Copy out the material below in full, but not its images.

>> begin SUPPLIED RECORDS

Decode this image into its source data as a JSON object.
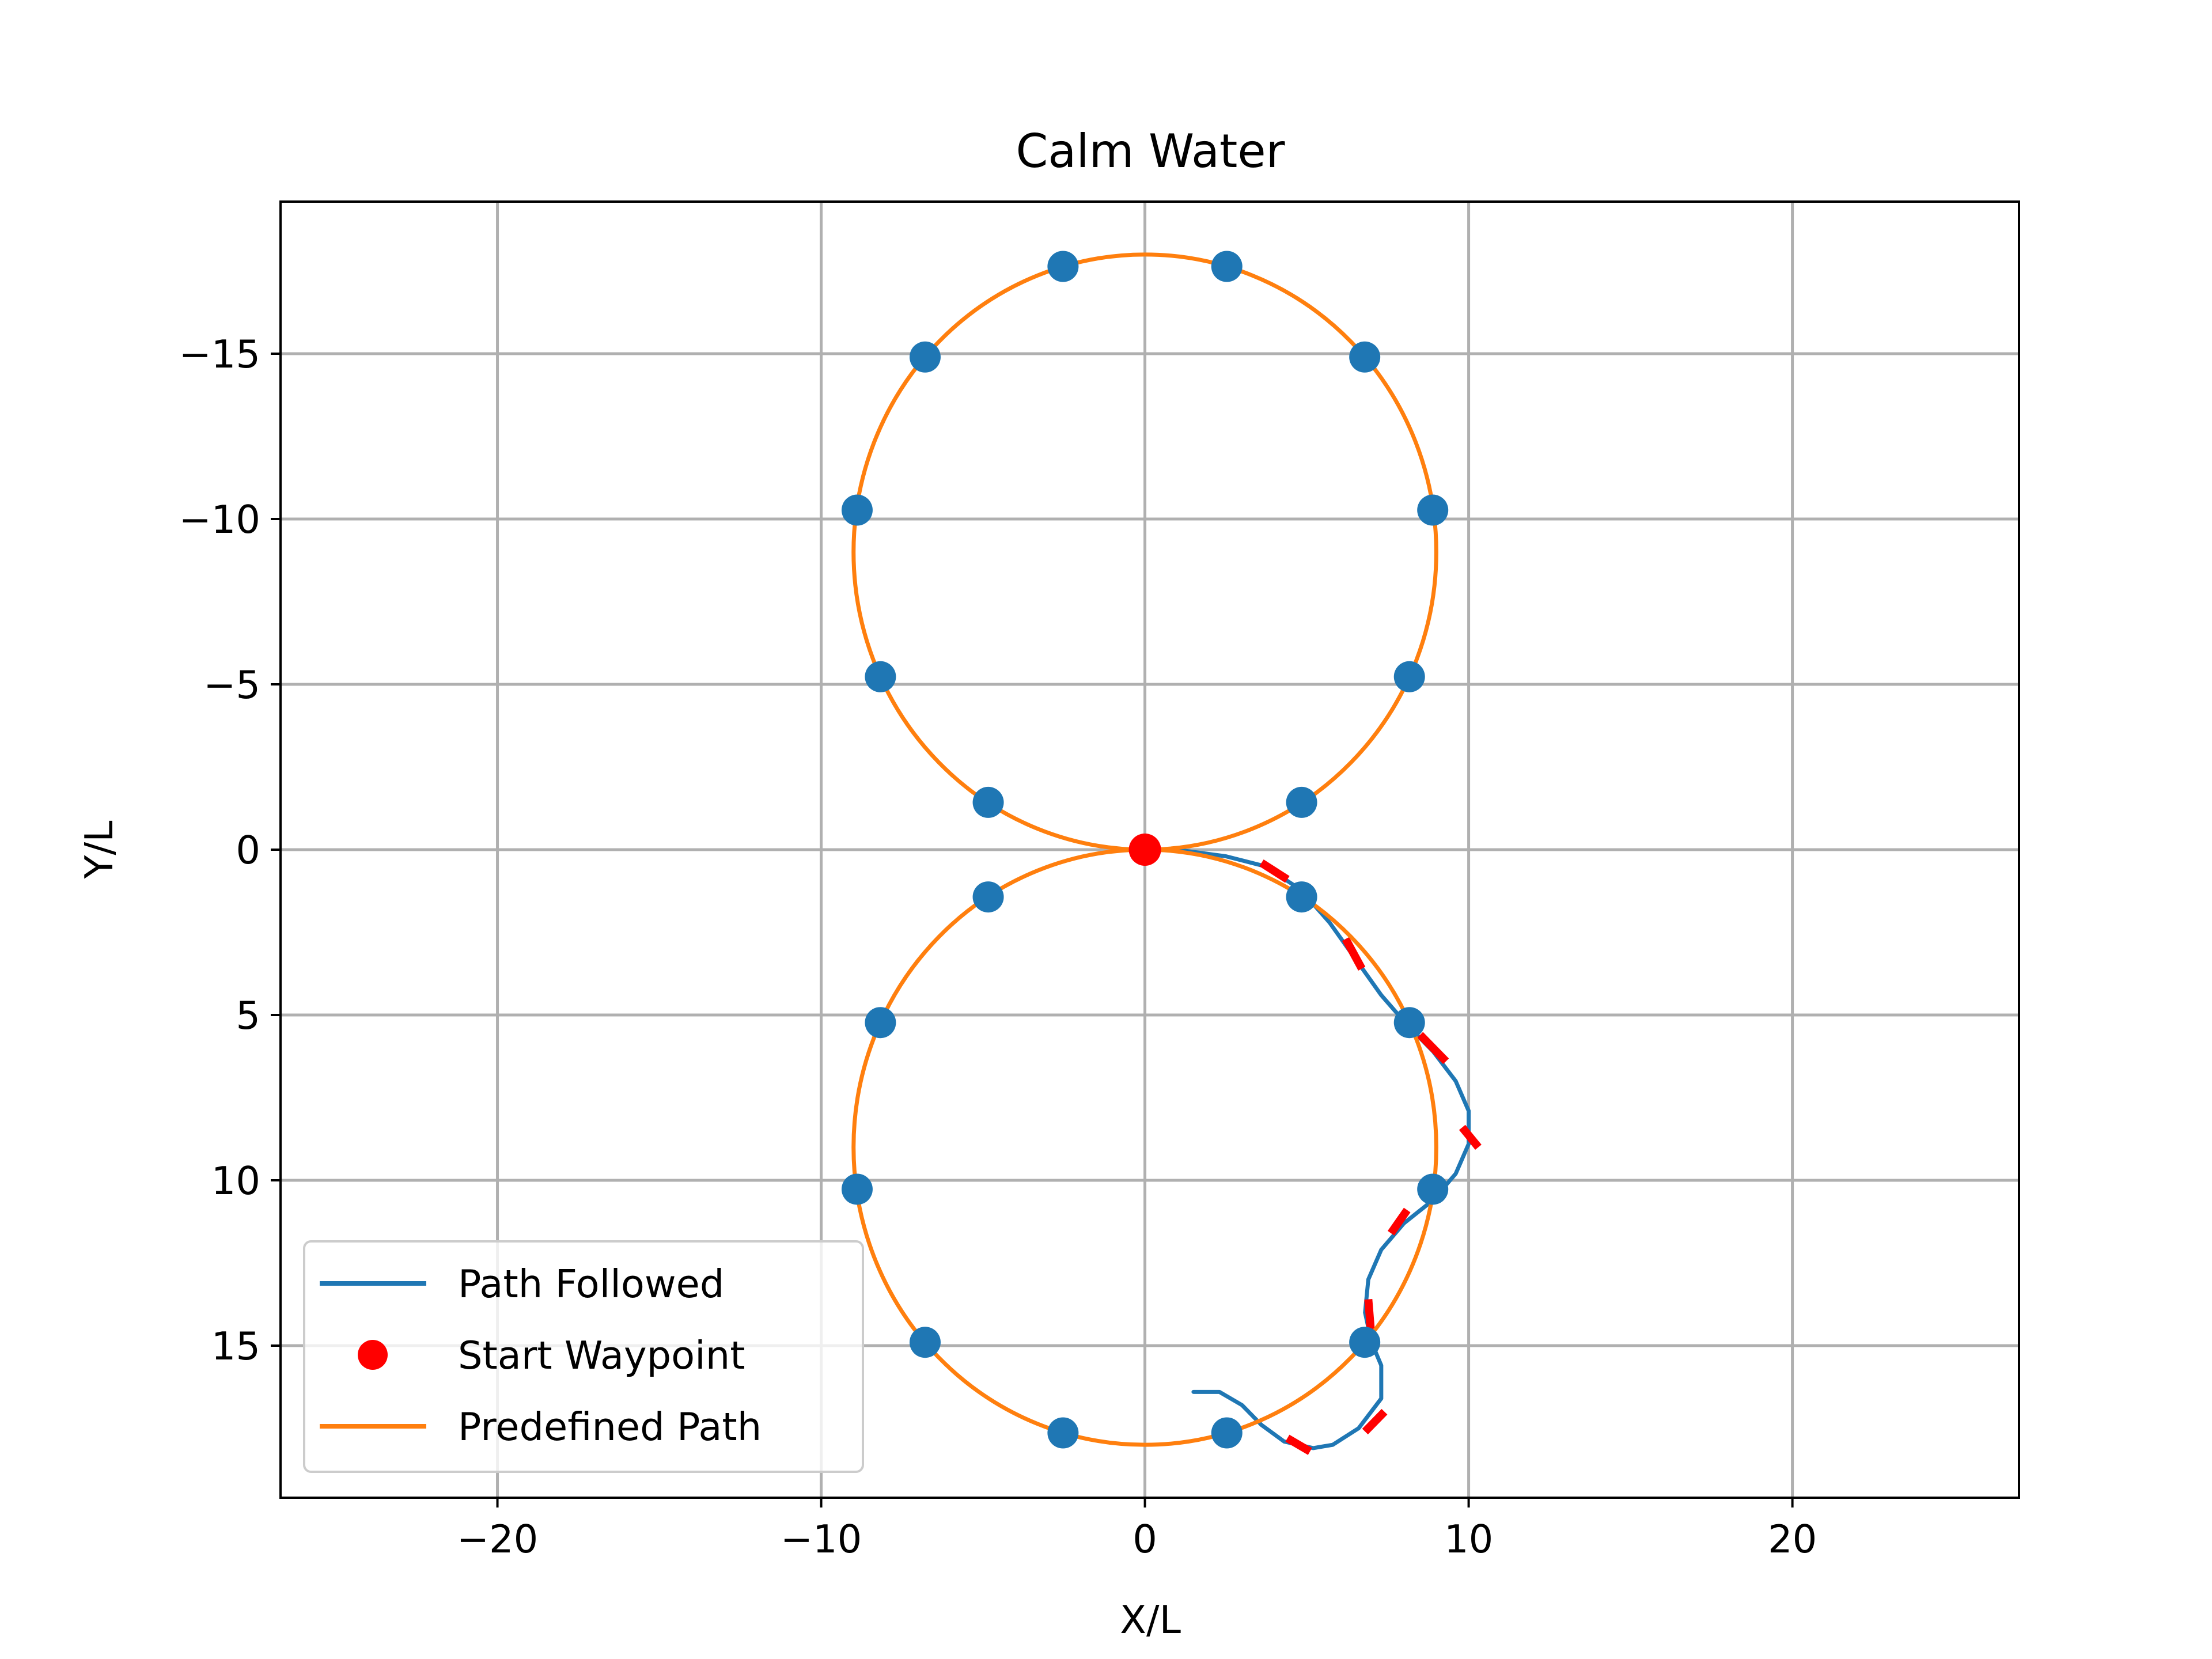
{
  "chart_data": {
    "type": "line",
    "title": "Calm Water",
    "xlabel": "X/L",
    "ylabel": "Y/L",
    "xlim": [
      -26.7,
      27.0
    ],
    "ylim": [
      -19.6,
      19.6
    ],
    "y_inverted": true,
    "grid": true,
    "legend_position": "lower-left",
    "x_ticks": [
      -20,
      -10,
      0,
      10,
      20
    ],
    "x_tick_labels": [
      "−20",
      "−10",
      "0",
      "10",
      "20"
    ],
    "y_ticks": [
      -15,
      -10,
      -5,
      0,
      5,
      10,
      15
    ],
    "y_tick_labels": [
      "−15",
      "−10",
      "−5",
      "0",
      "5",
      "10",
      "15"
    ],
    "colors": {
      "path_followed": "#1f77b4",
      "predefined_path": "#ff7f0e",
      "start_waypoint": "#ff0000",
      "waypoints": "#1f77b4",
      "deviation_segments": "#ff0000",
      "grid": "#b0b0b0"
    },
    "predefined_path": {
      "shape": "figure-eight",
      "circles": [
        {
          "cx": 0,
          "cy": -9,
          "r": 9
        },
        {
          "cx": 0,
          "cy": 9,
          "r": 9
        }
      ]
    },
    "waypoints": [
      [
        2.53,
        -17.64
      ],
      [
        6.79,
        -14.9
      ],
      [
        8.89,
        -10.27
      ],
      [
        8.17,
        -5.23
      ],
      [
        4.84,
        -1.43
      ],
      [
        -2.53,
        -17.64
      ],
      [
        -6.79,
        -14.9
      ],
      [
        -8.89,
        -10.27
      ],
      [
        -8.17,
        -5.23
      ],
      [
        -4.84,
        -1.43
      ],
      [
        4.84,
        1.43
      ],
      [
        8.17,
        5.23
      ],
      [
        8.89,
        10.27
      ],
      [
        6.79,
        14.9
      ],
      [
        2.53,
        17.64
      ],
      [
        -4.84,
        1.43
      ],
      [
        -8.17,
        5.23
      ],
      [
        -8.89,
        10.27
      ],
      [
        -6.79,
        14.9
      ],
      [
        -2.53,
        17.64
      ]
    ],
    "start_waypoint": [
      0,
      0
    ],
    "path_followed": [
      [
        0,
        0
      ],
      [
        1.2,
        0.03
      ],
      [
        2.5,
        0.2
      ],
      [
        3.7,
        0.5
      ],
      [
        4.8,
        1.2
      ],
      [
        5.7,
        2.2
      ],
      [
        6.5,
        3.3
      ],
      [
        7.3,
        4.4
      ],
      [
        8.1,
        5.3
      ],
      [
        8.9,
        6.1
      ],
      [
        9.6,
        7.0
      ],
      [
        10.0,
        7.9
      ],
      [
        10.0,
        8.9
      ],
      [
        9.6,
        9.8
      ],
      [
        8.9,
        10.6
      ],
      [
        8.0,
        11.3
      ],
      [
        7.3,
        12.1
      ],
      [
        6.9,
        13.0
      ],
      [
        6.8,
        14.0
      ],
      [
        7.0,
        14.9
      ],
      [
        7.3,
        15.6
      ],
      [
        7.3,
        16.6
      ],
      [
        6.6,
        17.5
      ],
      [
        5.8,
        18.0
      ],
      [
        5.2,
        18.1
      ],
      [
        4.3,
        17.9
      ],
      [
        3.6,
        17.4
      ],
      [
        3.0,
        16.8
      ],
      [
        2.3,
        16.4
      ],
      [
        1.5,
        16.4
      ]
    ],
    "deviation_segments": [
      [
        [
          3.6,
          0.4
        ],
        [
          4.4,
          0.9
        ]
      ],
      [
        [
          6.2,
          2.7
        ],
        [
          6.7,
          3.6
        ]
      ],
      [
        [
          8.5,
          5.6
        ],
        [
          9.3,
          6.4
        ]
      ],
      [
        [
          9.8,
          8.4
        ],
        [
          10.3,
          9.0
        ]
      ],
      [
        [
          7.6,
          11.6
        ],
        [
          8.1,
          10.9
        ]
      ],
      [
        [
          6.9,
          13.6
        ],
        [
          7.0,
          14.8
        ]
      ],
      [
        [
          6.8,
          17.6
        ],
        [
          7.4,
          17.0
        ]
      ],
      [
        [
          4.4,
          17.8
        ],
        [
          5.1,
          18.2
        ]
      ]
    ],
    "legend": [
      {
        "label": "Path Followed",
        "type": "line",
        "color": "#1f77b4"
      },
      {
        "label": "Start Waypoint",
        "type": "marker",
        "color": "#ff0000"
      },
      {
        "label": "Predefined Path",
        "type": "line",
        "color": "#ff7f0e"
      }
    ]
  }
}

>> end SUPPLIED RECORDS

• WRITTEN ANSWER:
Decode this image into its source data as a JSON object.
{
  "chart_data": {
    "type": "line",
    "title": "Calm Water",
    "xlabel": "X/L",
    "ylabel": "Y/L",
    "xlim": [
      -26.7,
      27.0
    ],
    "ylim": [
      -19.6,
      19.6
    ],
    "y_inverted": true,
    "grid": true,
    "legend_position": "lower-left",
    "x_ticks": [
      -20,
      -10,
      0,
      10,
      20
    ],
    "x_tick_labels": [
      "−20",
      "−10",
      "0",
      "10",
      "20"
    ],
    "y_ticks": [
      -15,
      -10,
      -5,
      0,
      5,
      10,
      15
    ],
    "y_tick_labels": [
      "−15",
      "−10",
      "−5",
      "0",
      "5",
      "10",
      "15"
    ],
    "colors": {
      "path_followed": "#1f77b4",
      "predefined_path": "#ff7f0e",
      "start_waypoint": "#ff0000",
      "waypoints": "#1f77b4",
      "deviation_segments": "#ff0000",
      "grid": "#b0b0b0"
    },
    "predefined_path": {
      "shape": "figure-eight",
      "circles": [
        {
          "cx": 0,
          "cy": -9,
          "r": 9
        },
        {
          "cx": 0,
          "cy": 9,
          "r": 9
        }
      ]
    },
    "waypoints": [
      [
        2.53,
        -17.64
      ],
      [
        6.79,
        -14.9
      ],
      [
        8.89,
        -10.27
      ],
      [
        8.17,
        -5.23
      ],
      [
        4.84,
        -1.43
      ],
      [
        -2.53,
        -17.64
      ],
      [
        -6.79,
        -14.9
      ],
      [
        -8.89,
        -10.27
      ],
      [
        -8.17,
        -5.23
      ],
      [
        -4.84,
        -1.43
      ],
      [
        4.84,
        1.43
      ],
      [
        8.17,
        5.23
      ],
      [
        8.89,
        10.27
      ],
      [
        6.79,
        14.9
      ],
      [
        2.53,
        17.64
      ],
      [
        -4.84,
        1.43
      ],
      [
        -8.17,
        5.23
      ],
      [
        -8.89,
        10.27
      ],
      [
        -6.79,
        14.9
      ],
      [
        -2.53,
        17.64
      ]
    ],
    "start_waypoint": [
      0,
      0
    ],
    "path_followed": [
      [
        0,
        0
      ],
      [
        1.2,
        0.03
      ],
      [
        2.5,
        0.2
      ],
      [
        3.7,
        0.5
      ],
      [
        4.8,
        1.2
      ],
      [
        5.7,
        2.2
      ],
      [
        6.5,
        3.3
      ],
      [
        7.3,
        4.4
      ],
      [
        8.1,
        5.3
      ],
      [
        8.9,
        6.1
      ],
      [
        9.6,
        7.0
      ],
      [
        10.0,
        7.9
      ],
      [
        10.0,
        8.9
      ],
      [
        9.6,
        9.8
      ],
      [
        8.9,
        10.6
      ],
      [
        8.0,
        11.3
      ],
      [
        7.3,
        12.1
      ],
      [
        6.9,
        13.0
      ],
      [
        6.8,
        14.0
      ],
      [
        7.0,
        14.9
      ],
      [
        7.3,
        15.6
      ],
      [
        7.3,
        16.6
      ],
      [
        6.6,
        17.5
      ],
      [
        5.8,
        18.0
      ],
      [
        5.2,
        18.1
      ],
      [
        4.3,
        17.9
      ],
      [
        3.6,
        17.4
      ],
      [
        3.0,
        16.8
      ],
      [
        2.3,
        16.4
      ],
      [
        1.5,
        16.4
      ]
    ],
    "deviation_segments": [
      [
        [
          3.6,
          0.4
        ],
        [
          4.4,
          0.9
        ]
      ],
      [
        [
          6.2,
          2.7
        ],
        [
          6.7,
          3.6
        ]
      ],
      [
        [
          8.5,
          5.6
        ],
        [
          9.3,
          6.4
        ]
      ],
      [
        [
          9.8,
          8.4
        ],
        [
          10.3,
          9.0
        ]
      ],
      [
        [
          7.6,
          11.6
        ],
        [
          8.1,
          10.9
        ]
      ],
      [
        [
          6.9,
          13.6
        ],
        [
          7.0,
          14.8
        ]
      ],
      [
        [
          6.8,
          17.6
        ],
        [
          7.4,
          17.0
        ]
      ],
      [
        [
          4.4,
          17.8
        ],
        [
          5.1,
          18.2
        ]
      ]
    ],
    "legend": [
      {
        "label": "Path Followed",
        "type": "line",
        "color": "#1f77b4"
      },
      {
        "label": "Start Waypoint",
        "type": "marker",
        "color": "#ff0000"
      },
      {
        "label": "Predefined Path",
        "type": "line",
        "color": "#ff7f0e"
      }
    ]
  }
}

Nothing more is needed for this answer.